Exercise: Check each line of the data below for the word "game", then extract the ones that have it.

Dataset items:
══════════
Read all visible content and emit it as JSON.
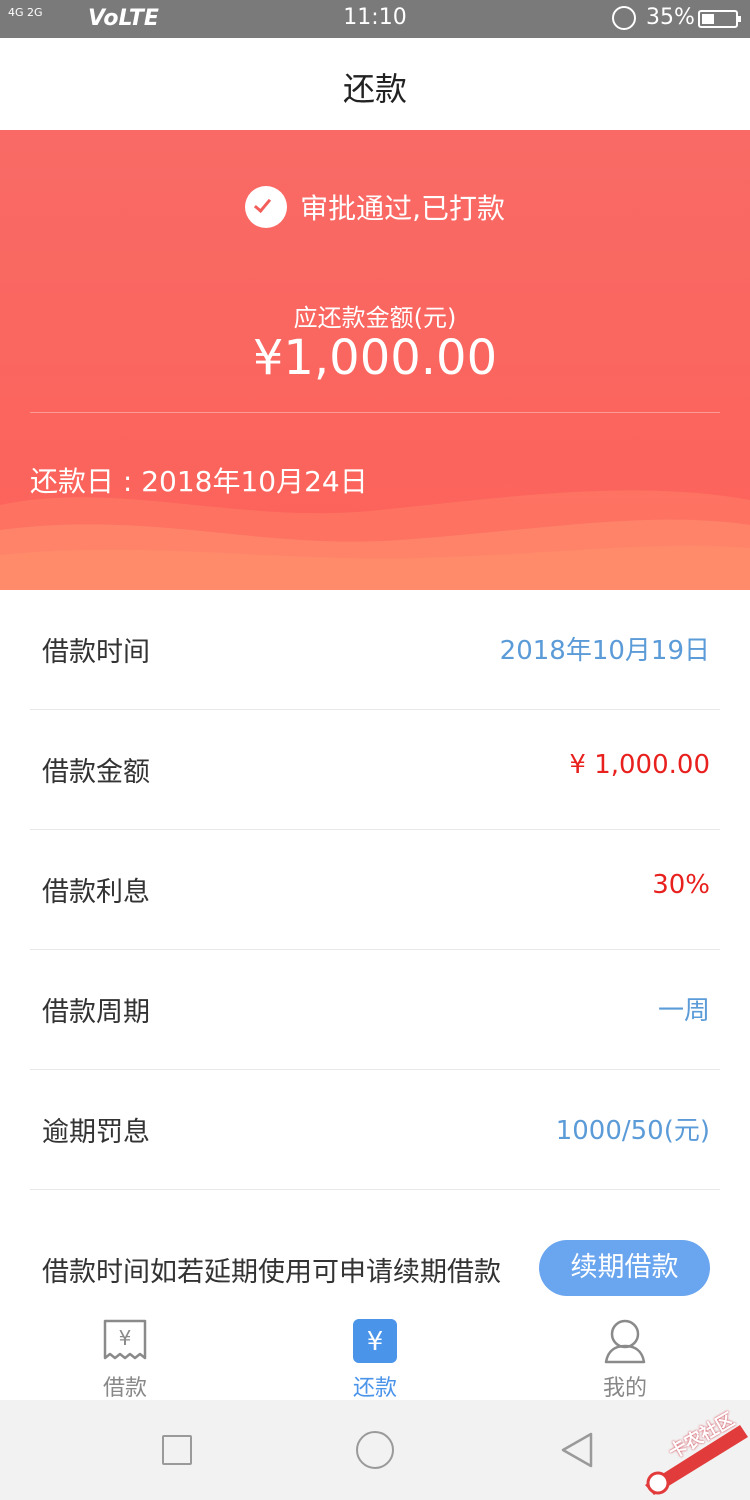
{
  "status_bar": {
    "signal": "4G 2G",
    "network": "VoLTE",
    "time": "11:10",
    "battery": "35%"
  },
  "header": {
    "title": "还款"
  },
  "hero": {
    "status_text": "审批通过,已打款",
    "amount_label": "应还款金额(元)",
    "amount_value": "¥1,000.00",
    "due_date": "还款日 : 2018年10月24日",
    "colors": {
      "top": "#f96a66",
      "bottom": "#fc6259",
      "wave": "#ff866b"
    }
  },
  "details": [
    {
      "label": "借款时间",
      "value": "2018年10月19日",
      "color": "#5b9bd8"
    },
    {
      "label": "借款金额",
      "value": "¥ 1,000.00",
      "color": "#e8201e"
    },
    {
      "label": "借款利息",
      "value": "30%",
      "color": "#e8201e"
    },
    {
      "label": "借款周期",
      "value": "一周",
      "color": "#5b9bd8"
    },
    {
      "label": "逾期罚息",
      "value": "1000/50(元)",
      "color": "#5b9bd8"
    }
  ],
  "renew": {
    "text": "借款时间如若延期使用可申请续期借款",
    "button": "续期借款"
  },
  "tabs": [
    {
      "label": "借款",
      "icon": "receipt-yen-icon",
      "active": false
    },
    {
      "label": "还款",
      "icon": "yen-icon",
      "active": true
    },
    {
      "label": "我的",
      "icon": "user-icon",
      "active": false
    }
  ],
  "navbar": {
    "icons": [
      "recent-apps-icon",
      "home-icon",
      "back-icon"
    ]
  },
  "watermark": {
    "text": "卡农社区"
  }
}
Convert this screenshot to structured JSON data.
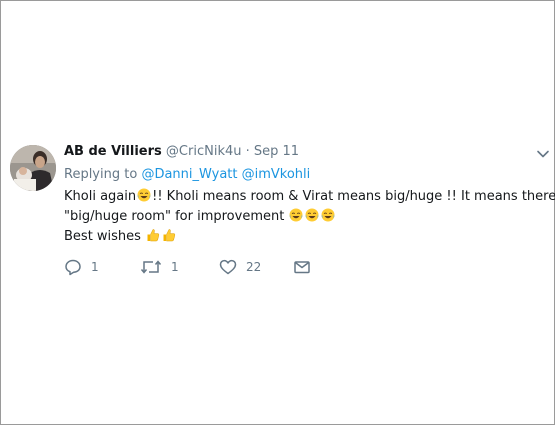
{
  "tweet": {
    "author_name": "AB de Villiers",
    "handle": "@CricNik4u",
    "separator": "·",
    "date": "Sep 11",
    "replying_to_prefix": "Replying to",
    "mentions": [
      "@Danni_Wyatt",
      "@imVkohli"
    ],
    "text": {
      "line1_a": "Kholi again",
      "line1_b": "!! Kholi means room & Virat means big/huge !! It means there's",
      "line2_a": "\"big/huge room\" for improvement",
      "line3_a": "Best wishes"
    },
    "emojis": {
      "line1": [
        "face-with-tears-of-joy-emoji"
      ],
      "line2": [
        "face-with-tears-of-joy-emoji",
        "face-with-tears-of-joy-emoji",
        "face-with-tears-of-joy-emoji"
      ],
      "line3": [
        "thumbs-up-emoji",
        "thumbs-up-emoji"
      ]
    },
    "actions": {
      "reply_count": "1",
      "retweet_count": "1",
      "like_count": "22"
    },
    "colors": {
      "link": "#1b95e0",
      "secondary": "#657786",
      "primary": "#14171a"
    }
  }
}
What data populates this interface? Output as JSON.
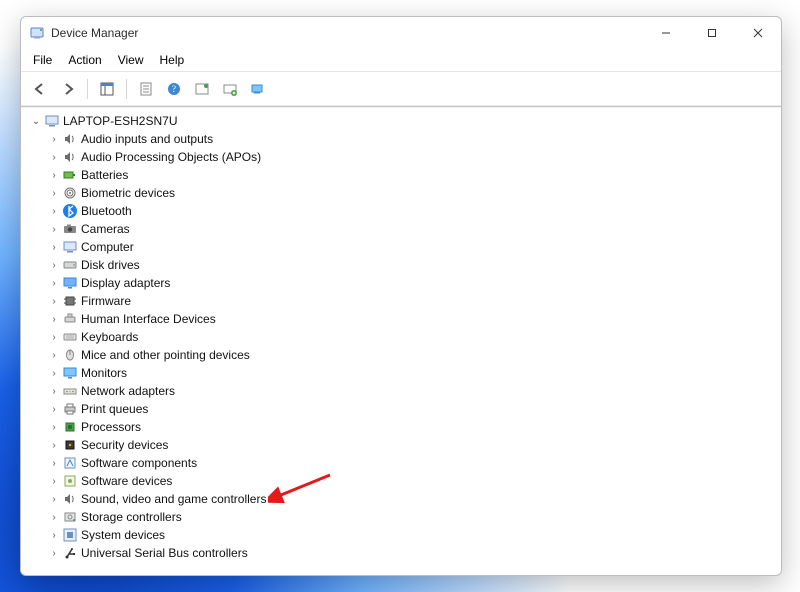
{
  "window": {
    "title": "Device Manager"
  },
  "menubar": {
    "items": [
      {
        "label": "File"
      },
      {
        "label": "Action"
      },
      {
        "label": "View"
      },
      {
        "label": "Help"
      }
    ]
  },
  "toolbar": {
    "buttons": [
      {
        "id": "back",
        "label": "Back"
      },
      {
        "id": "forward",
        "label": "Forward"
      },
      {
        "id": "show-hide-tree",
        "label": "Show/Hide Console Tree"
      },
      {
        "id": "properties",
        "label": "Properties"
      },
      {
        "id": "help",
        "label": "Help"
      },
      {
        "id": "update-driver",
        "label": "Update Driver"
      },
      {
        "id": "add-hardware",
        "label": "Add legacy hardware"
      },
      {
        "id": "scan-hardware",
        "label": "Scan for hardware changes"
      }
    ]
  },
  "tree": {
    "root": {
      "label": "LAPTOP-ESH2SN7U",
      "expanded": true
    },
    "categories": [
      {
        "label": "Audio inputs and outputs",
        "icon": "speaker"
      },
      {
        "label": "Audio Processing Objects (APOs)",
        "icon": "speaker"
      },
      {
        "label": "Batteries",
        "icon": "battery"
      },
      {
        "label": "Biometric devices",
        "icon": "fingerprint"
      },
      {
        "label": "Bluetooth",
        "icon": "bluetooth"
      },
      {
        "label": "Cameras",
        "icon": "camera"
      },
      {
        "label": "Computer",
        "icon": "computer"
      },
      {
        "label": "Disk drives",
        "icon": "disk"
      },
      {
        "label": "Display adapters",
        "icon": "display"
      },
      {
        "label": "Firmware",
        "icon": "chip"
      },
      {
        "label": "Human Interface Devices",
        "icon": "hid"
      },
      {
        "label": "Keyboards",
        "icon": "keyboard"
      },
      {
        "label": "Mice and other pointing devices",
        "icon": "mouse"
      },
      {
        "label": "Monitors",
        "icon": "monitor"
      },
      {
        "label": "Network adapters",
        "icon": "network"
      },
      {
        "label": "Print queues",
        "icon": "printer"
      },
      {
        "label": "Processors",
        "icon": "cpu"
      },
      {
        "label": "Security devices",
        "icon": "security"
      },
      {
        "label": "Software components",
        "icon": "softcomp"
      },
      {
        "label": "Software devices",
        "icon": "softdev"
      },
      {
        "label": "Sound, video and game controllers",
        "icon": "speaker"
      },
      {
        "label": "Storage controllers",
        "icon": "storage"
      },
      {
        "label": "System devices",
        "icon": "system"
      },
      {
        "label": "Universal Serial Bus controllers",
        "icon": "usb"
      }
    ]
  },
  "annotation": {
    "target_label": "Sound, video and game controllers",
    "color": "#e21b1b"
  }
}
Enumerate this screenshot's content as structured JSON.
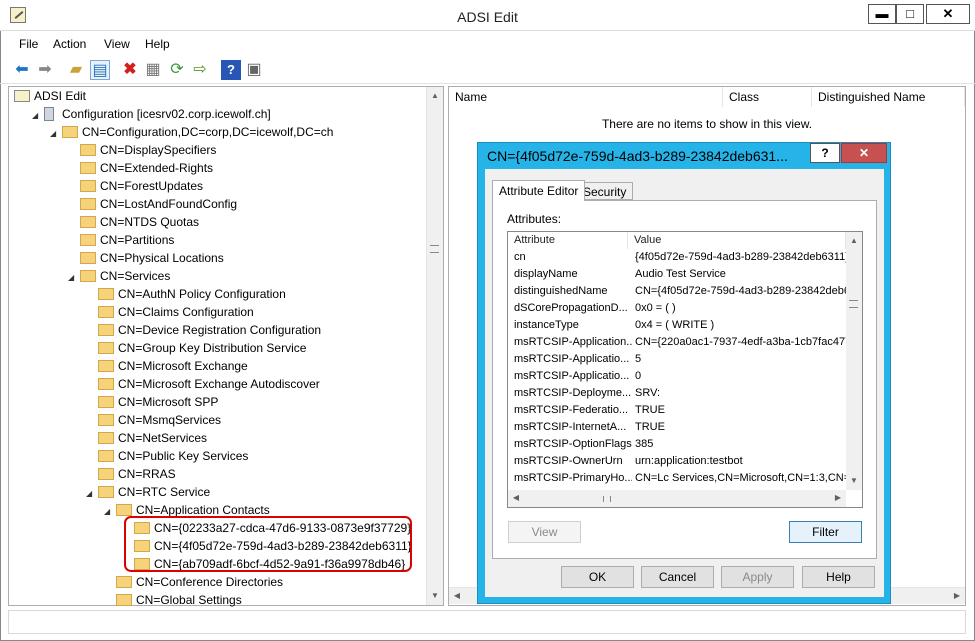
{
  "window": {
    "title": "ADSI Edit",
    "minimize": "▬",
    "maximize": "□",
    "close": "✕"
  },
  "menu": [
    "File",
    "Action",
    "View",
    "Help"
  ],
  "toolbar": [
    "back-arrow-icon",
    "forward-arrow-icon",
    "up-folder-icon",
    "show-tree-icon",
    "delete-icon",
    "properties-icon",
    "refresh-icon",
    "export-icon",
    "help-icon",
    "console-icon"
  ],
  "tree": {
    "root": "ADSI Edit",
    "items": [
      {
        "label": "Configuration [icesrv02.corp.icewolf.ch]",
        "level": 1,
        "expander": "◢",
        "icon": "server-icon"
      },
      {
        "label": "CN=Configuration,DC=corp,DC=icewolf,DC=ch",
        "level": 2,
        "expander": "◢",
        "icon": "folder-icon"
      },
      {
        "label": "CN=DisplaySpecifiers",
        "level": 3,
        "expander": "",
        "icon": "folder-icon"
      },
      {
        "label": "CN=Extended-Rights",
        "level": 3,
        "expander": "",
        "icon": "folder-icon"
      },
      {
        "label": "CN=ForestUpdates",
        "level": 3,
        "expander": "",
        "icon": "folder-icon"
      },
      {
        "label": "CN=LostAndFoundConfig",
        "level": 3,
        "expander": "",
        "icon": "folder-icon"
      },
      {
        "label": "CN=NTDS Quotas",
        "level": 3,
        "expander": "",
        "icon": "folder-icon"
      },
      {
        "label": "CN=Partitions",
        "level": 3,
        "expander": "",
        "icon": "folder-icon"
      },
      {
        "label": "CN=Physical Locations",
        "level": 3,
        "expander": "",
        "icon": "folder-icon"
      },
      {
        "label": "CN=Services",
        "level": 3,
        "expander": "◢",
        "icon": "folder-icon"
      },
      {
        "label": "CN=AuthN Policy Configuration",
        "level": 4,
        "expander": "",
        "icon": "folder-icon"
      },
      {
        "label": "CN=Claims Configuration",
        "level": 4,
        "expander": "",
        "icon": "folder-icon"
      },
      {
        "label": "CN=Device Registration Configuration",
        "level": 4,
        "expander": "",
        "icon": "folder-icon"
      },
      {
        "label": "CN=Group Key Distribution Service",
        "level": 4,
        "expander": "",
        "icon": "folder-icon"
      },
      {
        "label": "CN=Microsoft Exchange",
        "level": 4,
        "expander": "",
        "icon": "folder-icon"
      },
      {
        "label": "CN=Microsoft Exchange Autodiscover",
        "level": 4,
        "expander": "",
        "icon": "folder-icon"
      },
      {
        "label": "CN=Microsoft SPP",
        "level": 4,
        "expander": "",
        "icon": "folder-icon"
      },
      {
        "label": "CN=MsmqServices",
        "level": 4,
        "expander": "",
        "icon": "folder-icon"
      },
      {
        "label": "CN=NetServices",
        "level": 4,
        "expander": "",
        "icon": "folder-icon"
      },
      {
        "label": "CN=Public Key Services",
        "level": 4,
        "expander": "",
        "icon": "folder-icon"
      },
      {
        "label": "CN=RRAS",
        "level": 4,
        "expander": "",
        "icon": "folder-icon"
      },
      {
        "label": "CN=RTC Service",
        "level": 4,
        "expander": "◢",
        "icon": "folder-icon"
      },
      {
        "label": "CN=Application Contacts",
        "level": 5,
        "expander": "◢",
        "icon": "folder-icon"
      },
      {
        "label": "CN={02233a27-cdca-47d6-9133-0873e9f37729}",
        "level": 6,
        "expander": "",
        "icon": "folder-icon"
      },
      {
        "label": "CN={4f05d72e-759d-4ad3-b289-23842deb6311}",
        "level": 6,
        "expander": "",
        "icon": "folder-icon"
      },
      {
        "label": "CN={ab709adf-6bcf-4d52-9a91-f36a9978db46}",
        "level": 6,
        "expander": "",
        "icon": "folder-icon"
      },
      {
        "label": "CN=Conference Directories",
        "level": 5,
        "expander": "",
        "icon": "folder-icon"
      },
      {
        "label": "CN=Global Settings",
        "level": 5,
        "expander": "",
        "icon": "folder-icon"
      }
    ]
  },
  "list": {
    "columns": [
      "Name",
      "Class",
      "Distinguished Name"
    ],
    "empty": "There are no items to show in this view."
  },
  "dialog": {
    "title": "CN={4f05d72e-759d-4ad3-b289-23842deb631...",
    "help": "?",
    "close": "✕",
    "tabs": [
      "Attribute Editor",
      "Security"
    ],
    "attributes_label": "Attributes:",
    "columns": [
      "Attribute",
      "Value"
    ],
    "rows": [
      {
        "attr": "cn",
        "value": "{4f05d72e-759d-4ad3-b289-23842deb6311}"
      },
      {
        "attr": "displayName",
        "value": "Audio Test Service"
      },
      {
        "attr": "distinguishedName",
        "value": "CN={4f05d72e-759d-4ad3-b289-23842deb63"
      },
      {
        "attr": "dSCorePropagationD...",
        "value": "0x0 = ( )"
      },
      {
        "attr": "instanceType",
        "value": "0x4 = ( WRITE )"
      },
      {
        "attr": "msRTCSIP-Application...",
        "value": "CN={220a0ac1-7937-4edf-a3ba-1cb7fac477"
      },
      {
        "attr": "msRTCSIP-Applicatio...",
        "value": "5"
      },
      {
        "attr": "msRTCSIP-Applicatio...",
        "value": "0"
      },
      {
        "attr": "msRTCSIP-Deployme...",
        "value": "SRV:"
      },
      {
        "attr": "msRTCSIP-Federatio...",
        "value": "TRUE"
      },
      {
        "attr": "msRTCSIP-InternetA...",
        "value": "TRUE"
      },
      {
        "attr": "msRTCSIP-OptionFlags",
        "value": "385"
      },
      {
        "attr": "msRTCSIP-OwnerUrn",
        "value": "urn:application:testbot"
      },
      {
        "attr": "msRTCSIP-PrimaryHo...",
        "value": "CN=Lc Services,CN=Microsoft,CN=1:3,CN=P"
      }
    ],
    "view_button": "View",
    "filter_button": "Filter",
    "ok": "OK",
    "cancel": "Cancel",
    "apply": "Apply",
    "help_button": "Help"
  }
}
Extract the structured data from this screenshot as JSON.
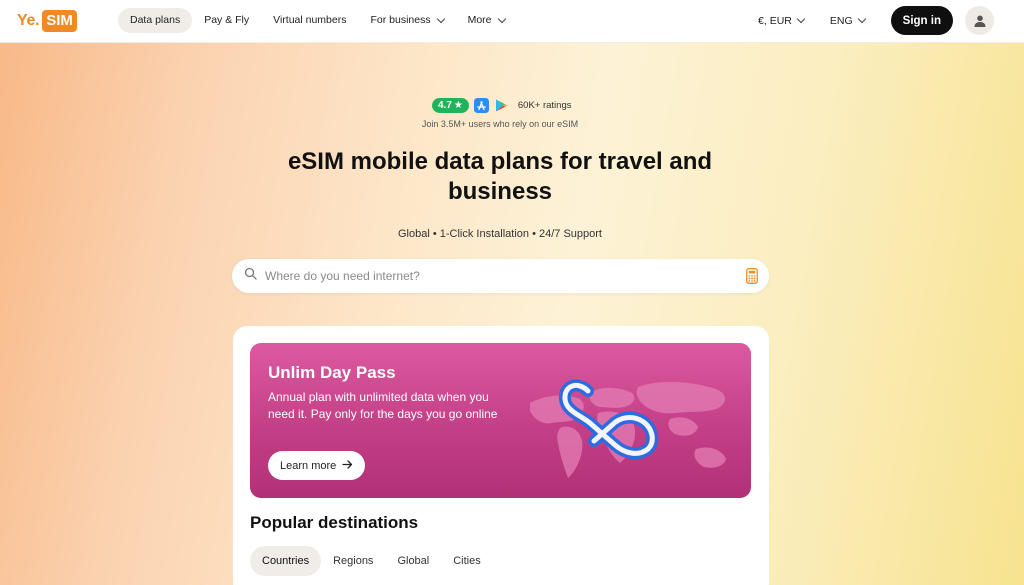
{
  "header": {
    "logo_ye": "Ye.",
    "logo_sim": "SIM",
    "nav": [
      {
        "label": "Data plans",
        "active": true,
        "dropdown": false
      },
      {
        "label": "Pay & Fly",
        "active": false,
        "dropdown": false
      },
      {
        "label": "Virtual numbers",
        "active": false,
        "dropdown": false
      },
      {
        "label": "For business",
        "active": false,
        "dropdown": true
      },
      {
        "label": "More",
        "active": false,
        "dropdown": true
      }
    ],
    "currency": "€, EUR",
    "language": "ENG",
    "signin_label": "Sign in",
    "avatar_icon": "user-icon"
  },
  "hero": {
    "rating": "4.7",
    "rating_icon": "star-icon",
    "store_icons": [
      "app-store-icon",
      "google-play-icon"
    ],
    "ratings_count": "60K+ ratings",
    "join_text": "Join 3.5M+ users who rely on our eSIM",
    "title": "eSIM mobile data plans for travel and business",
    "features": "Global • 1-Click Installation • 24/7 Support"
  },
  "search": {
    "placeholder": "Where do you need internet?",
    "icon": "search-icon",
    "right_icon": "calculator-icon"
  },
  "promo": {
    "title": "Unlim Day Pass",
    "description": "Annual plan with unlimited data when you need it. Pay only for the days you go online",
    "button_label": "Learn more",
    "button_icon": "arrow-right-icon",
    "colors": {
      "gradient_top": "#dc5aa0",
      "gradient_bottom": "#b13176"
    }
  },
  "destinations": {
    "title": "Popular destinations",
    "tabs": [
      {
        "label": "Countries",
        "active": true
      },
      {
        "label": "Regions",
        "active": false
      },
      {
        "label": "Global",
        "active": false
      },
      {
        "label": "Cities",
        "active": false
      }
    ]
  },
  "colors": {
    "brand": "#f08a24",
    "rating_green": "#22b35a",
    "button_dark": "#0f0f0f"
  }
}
══════════
Complete output:
        "label": "Sound, video and game controllers",
    "target_label": "Sound, video and game controllers",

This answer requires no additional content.